◆ Records from a collection ◆
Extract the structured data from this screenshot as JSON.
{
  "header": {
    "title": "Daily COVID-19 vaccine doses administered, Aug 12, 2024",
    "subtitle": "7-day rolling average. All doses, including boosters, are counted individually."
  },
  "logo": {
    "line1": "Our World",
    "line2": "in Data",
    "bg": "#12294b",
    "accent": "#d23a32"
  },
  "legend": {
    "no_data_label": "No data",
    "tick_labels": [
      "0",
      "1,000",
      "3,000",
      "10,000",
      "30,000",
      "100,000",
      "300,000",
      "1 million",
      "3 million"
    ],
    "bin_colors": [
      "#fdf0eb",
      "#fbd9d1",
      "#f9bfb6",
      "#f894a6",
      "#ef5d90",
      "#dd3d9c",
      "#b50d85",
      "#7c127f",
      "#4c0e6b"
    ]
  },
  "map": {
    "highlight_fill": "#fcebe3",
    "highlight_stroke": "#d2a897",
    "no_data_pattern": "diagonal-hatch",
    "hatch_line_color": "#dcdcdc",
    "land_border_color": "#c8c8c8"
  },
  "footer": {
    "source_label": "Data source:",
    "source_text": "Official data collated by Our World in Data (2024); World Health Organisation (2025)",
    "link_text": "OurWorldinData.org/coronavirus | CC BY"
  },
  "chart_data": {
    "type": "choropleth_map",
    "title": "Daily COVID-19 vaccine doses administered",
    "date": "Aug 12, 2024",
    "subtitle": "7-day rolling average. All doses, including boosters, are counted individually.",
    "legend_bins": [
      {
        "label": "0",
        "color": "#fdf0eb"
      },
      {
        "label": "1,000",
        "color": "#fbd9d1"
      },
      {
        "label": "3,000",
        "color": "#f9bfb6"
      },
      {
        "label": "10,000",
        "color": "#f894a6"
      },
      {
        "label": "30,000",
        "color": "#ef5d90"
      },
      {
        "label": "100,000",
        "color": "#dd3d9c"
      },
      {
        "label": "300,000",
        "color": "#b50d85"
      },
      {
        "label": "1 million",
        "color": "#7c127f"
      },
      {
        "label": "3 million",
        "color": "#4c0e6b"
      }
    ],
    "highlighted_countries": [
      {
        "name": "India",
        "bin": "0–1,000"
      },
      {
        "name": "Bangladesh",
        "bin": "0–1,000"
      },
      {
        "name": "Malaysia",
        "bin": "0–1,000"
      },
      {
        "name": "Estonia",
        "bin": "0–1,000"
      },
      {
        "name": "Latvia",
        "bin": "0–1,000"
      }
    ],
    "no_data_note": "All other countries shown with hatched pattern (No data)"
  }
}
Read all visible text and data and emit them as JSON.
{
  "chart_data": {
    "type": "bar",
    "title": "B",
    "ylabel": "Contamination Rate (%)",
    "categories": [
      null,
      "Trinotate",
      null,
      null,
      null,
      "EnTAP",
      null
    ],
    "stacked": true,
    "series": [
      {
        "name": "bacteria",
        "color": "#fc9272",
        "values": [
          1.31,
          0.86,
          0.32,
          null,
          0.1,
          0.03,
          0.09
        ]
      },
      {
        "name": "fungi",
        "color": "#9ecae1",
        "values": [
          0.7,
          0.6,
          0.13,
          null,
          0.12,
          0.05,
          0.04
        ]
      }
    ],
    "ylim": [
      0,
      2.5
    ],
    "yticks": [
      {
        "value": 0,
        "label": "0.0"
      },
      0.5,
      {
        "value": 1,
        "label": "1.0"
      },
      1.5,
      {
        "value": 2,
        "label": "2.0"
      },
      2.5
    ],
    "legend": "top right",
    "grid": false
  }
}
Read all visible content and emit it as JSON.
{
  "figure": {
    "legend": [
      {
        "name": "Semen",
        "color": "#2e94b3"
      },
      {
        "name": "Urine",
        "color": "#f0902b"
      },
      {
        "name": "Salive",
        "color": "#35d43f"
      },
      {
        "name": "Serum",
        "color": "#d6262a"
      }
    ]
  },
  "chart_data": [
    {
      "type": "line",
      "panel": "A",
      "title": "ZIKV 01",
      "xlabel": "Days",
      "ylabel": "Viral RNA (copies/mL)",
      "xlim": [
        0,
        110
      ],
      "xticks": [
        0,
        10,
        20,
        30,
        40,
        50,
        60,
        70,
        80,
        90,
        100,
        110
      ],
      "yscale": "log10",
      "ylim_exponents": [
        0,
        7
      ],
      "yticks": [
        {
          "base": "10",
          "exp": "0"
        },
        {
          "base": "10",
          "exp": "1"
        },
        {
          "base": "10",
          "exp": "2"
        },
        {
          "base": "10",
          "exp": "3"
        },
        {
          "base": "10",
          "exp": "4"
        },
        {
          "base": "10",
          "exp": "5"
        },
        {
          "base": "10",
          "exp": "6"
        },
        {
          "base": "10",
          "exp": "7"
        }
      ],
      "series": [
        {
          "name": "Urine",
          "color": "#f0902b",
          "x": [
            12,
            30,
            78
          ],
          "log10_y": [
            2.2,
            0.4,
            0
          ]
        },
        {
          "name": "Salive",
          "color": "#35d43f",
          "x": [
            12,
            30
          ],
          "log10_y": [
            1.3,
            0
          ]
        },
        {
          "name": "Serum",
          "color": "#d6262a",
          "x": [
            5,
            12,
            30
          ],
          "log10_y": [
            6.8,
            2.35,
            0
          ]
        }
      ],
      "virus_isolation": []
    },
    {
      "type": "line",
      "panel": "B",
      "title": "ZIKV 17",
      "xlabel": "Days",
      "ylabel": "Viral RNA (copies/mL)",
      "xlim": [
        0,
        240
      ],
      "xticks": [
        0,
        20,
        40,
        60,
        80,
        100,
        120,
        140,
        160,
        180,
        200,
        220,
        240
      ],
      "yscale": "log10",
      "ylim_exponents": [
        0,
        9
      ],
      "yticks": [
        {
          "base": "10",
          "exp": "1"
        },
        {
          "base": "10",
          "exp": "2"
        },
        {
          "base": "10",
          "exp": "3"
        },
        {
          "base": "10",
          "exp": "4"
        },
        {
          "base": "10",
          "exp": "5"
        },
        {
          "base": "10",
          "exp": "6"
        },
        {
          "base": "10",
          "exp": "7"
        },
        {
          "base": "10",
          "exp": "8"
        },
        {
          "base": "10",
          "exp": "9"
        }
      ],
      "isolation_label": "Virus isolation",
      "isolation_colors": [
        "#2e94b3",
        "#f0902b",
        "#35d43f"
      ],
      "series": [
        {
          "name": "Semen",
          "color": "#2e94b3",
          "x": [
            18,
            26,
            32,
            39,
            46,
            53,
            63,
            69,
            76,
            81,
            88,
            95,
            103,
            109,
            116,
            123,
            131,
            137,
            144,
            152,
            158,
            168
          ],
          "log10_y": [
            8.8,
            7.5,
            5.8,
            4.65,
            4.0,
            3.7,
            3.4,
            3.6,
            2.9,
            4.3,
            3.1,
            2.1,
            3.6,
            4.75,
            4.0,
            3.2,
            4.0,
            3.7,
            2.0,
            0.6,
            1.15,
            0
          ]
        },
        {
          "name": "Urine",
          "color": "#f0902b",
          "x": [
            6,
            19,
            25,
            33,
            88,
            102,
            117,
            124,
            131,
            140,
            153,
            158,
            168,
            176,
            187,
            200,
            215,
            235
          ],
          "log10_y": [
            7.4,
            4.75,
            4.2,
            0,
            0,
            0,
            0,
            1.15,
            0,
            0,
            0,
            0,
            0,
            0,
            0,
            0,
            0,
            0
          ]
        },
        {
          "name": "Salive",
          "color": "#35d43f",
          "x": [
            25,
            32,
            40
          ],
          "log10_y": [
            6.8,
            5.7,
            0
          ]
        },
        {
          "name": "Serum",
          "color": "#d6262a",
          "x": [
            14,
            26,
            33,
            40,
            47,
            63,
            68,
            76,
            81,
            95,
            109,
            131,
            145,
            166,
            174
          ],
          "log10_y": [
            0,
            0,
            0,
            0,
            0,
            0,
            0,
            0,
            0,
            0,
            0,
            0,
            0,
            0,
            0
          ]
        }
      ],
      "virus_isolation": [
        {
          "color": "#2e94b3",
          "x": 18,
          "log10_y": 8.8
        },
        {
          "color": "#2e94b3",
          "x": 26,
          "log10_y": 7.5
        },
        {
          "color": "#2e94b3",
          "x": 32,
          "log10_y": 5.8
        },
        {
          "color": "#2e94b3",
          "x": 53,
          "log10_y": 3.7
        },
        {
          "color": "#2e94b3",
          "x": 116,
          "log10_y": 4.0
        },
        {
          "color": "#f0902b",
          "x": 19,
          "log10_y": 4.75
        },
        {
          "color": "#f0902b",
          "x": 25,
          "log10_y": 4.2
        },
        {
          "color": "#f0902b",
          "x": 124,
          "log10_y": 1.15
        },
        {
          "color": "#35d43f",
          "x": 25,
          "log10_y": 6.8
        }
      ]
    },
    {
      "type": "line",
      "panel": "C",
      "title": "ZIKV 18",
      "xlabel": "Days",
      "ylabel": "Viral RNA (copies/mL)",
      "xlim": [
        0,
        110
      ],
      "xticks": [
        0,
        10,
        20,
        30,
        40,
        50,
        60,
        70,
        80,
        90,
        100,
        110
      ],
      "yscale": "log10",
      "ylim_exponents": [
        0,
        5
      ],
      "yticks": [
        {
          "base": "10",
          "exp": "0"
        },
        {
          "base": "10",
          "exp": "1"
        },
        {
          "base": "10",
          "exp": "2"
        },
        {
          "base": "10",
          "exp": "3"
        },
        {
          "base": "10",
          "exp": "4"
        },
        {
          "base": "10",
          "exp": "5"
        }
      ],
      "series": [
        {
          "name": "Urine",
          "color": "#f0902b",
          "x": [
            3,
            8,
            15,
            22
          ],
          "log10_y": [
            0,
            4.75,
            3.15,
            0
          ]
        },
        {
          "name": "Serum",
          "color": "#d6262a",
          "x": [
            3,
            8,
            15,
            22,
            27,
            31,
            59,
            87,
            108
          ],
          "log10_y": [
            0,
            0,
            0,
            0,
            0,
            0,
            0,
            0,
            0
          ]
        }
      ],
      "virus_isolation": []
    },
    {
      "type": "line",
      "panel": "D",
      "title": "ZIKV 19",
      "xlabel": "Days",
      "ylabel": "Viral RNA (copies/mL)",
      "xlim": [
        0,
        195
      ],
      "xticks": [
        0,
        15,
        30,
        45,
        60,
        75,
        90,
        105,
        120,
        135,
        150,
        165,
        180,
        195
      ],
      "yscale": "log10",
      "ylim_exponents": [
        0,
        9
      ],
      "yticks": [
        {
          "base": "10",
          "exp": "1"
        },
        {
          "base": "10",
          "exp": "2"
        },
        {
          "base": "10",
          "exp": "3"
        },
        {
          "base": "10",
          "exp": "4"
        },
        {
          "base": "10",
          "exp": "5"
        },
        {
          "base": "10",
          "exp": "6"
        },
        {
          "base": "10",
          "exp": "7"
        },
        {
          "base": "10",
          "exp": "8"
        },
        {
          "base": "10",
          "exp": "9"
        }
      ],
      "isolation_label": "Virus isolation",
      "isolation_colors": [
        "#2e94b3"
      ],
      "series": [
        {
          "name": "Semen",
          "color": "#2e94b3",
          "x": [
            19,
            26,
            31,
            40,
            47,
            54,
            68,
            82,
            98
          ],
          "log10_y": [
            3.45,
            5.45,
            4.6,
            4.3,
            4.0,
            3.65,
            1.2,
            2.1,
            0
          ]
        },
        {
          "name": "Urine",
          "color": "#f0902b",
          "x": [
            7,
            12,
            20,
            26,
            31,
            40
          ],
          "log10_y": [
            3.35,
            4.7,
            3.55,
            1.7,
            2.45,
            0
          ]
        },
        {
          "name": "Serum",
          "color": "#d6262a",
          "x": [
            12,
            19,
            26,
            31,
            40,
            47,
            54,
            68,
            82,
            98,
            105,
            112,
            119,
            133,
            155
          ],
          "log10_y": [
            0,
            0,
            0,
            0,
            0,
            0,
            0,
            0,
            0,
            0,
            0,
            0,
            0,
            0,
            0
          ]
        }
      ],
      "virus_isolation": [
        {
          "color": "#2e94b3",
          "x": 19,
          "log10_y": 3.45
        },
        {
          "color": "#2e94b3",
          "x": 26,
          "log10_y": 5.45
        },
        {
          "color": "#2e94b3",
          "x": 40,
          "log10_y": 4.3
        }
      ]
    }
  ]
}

◆ WORK ITEM ◆
Show the lines above with "JSON".

◆ SOLUTION ◆
Extract the structured data from this screenshot as JSON.
Read all visible text and data and emit them as JSON.
Read all visible content and emit it as JSON.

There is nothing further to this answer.